_Given records:_
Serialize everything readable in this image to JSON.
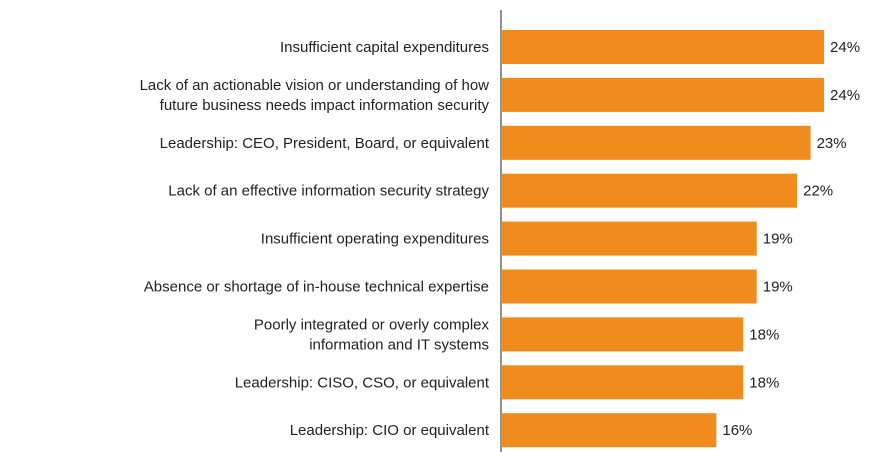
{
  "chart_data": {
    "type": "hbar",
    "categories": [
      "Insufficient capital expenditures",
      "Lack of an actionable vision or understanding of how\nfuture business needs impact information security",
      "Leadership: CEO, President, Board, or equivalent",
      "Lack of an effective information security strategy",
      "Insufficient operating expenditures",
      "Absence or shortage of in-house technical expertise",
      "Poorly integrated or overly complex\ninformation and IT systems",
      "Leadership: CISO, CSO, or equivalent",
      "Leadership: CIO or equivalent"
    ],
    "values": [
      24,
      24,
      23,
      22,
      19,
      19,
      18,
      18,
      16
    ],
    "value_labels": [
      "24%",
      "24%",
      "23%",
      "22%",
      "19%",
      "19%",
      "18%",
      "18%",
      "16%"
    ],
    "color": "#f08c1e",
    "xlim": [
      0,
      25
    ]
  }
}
--
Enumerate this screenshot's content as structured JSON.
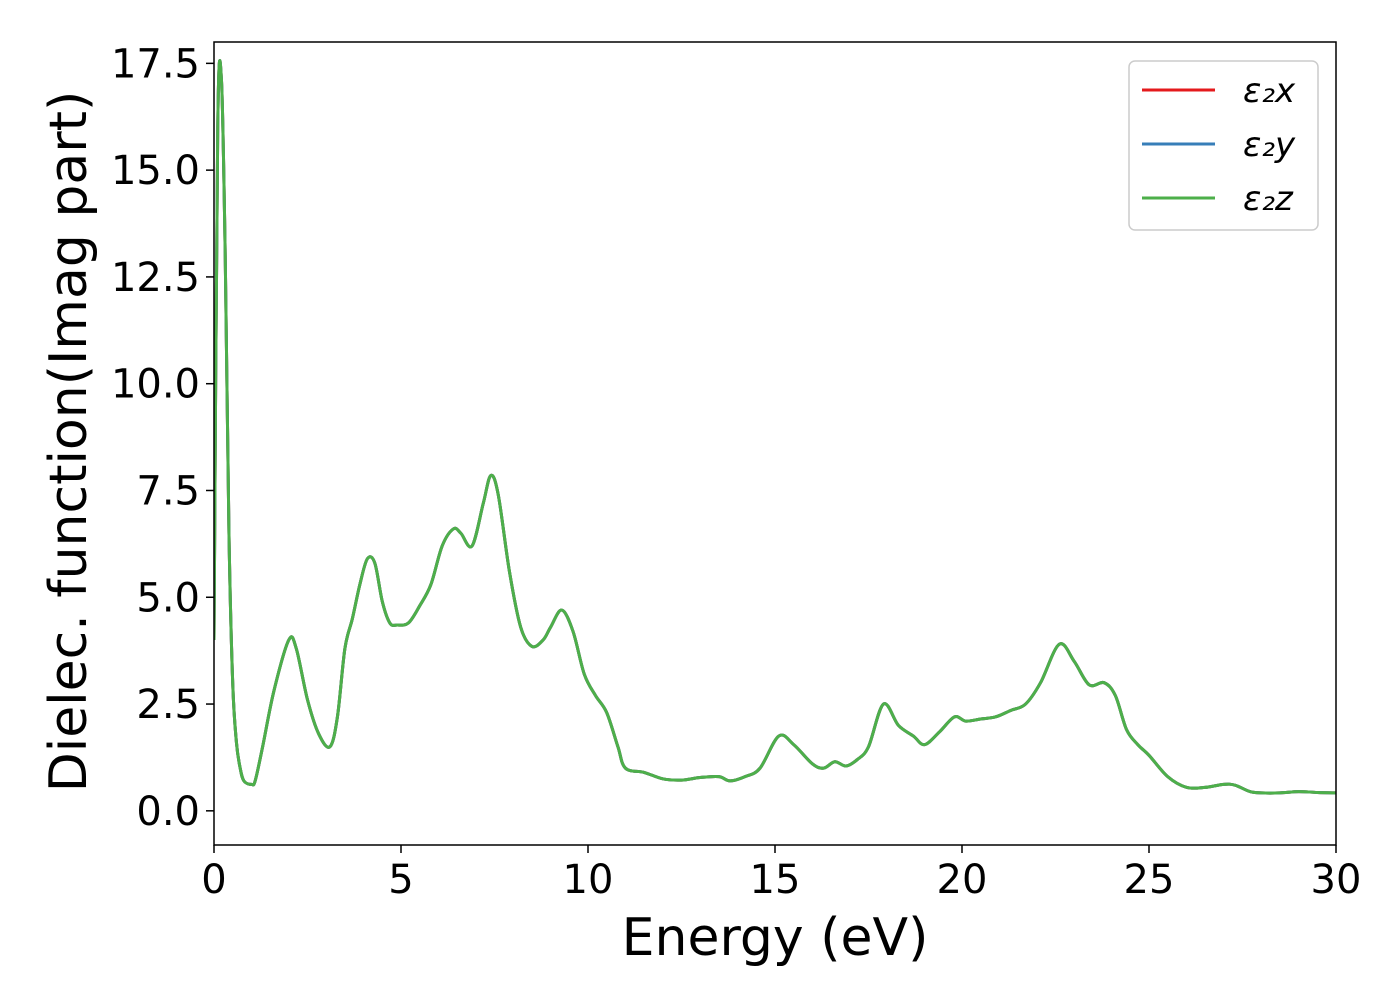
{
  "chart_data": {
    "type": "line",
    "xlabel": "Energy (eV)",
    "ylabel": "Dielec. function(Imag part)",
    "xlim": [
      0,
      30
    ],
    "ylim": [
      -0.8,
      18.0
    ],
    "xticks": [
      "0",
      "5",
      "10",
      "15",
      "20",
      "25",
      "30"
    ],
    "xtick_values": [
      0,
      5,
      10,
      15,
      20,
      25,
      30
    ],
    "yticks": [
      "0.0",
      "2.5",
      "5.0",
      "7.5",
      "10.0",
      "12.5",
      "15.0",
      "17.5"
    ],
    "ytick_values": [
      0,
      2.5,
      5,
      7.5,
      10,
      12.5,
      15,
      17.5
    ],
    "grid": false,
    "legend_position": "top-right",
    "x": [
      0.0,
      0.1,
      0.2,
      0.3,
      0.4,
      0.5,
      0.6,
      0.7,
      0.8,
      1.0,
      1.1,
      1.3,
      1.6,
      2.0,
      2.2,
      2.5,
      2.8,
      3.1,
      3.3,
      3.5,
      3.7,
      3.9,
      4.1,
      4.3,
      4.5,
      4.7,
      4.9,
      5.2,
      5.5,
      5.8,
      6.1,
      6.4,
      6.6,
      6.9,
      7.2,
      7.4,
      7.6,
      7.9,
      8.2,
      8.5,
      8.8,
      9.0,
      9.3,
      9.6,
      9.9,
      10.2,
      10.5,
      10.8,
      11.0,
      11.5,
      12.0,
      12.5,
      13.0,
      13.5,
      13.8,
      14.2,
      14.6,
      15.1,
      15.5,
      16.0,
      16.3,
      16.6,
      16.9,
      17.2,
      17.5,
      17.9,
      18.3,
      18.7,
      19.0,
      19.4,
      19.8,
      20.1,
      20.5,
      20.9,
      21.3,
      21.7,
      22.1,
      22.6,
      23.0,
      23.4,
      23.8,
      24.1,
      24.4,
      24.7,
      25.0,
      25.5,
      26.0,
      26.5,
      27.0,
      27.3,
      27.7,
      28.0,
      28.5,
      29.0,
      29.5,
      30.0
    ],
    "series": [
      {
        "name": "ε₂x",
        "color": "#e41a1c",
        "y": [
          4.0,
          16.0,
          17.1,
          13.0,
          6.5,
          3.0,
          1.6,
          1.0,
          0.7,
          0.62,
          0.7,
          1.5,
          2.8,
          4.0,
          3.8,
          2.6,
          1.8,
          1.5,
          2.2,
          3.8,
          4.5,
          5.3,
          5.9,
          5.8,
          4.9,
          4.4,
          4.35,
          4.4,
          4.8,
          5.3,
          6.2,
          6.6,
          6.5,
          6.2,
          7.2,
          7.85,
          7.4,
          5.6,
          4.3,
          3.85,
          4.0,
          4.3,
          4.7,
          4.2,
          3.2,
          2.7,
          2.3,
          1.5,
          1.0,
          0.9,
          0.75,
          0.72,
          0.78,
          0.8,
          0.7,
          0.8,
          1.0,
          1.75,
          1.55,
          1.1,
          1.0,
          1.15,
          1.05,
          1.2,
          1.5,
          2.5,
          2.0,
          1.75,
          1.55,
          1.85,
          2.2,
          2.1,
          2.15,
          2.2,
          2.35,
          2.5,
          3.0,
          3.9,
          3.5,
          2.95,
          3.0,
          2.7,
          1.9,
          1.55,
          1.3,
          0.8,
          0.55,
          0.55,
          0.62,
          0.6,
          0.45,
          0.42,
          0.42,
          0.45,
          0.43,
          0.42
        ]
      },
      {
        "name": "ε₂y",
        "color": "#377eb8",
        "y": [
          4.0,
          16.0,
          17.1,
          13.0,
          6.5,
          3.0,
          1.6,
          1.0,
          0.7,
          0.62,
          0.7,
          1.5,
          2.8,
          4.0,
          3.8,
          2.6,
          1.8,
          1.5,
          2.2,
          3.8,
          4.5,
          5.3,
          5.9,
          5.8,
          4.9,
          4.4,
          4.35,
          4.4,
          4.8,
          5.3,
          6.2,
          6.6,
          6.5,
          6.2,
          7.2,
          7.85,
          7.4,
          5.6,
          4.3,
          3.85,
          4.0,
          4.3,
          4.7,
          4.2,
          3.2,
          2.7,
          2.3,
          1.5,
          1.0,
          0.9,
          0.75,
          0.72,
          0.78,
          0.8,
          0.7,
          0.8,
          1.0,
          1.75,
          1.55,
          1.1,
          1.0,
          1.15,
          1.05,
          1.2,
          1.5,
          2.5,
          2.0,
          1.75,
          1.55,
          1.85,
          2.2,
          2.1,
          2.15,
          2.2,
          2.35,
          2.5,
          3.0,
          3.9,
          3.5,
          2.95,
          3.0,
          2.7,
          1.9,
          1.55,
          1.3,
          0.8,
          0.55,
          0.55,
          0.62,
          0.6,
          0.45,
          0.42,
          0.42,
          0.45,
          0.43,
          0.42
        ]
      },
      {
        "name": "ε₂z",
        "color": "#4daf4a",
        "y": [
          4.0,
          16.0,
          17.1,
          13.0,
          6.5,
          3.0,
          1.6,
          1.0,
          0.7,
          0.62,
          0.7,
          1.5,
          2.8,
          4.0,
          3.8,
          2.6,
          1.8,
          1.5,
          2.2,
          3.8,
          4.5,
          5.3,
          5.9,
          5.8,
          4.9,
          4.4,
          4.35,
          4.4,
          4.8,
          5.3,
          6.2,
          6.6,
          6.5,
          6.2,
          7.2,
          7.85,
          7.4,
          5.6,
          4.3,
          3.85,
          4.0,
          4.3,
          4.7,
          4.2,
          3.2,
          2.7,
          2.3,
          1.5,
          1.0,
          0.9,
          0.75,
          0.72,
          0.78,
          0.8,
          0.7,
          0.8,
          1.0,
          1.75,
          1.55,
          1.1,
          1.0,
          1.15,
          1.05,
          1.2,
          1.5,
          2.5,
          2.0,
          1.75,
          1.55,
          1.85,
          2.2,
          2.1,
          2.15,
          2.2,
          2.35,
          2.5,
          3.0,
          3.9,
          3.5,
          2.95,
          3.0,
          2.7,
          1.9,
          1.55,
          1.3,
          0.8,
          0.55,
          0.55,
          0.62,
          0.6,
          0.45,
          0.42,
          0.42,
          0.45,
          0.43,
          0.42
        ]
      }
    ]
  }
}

_Task prompt:_
How many lines in these entries hold the string "expenditures"? Answer with the number alone.

_Task result:_
2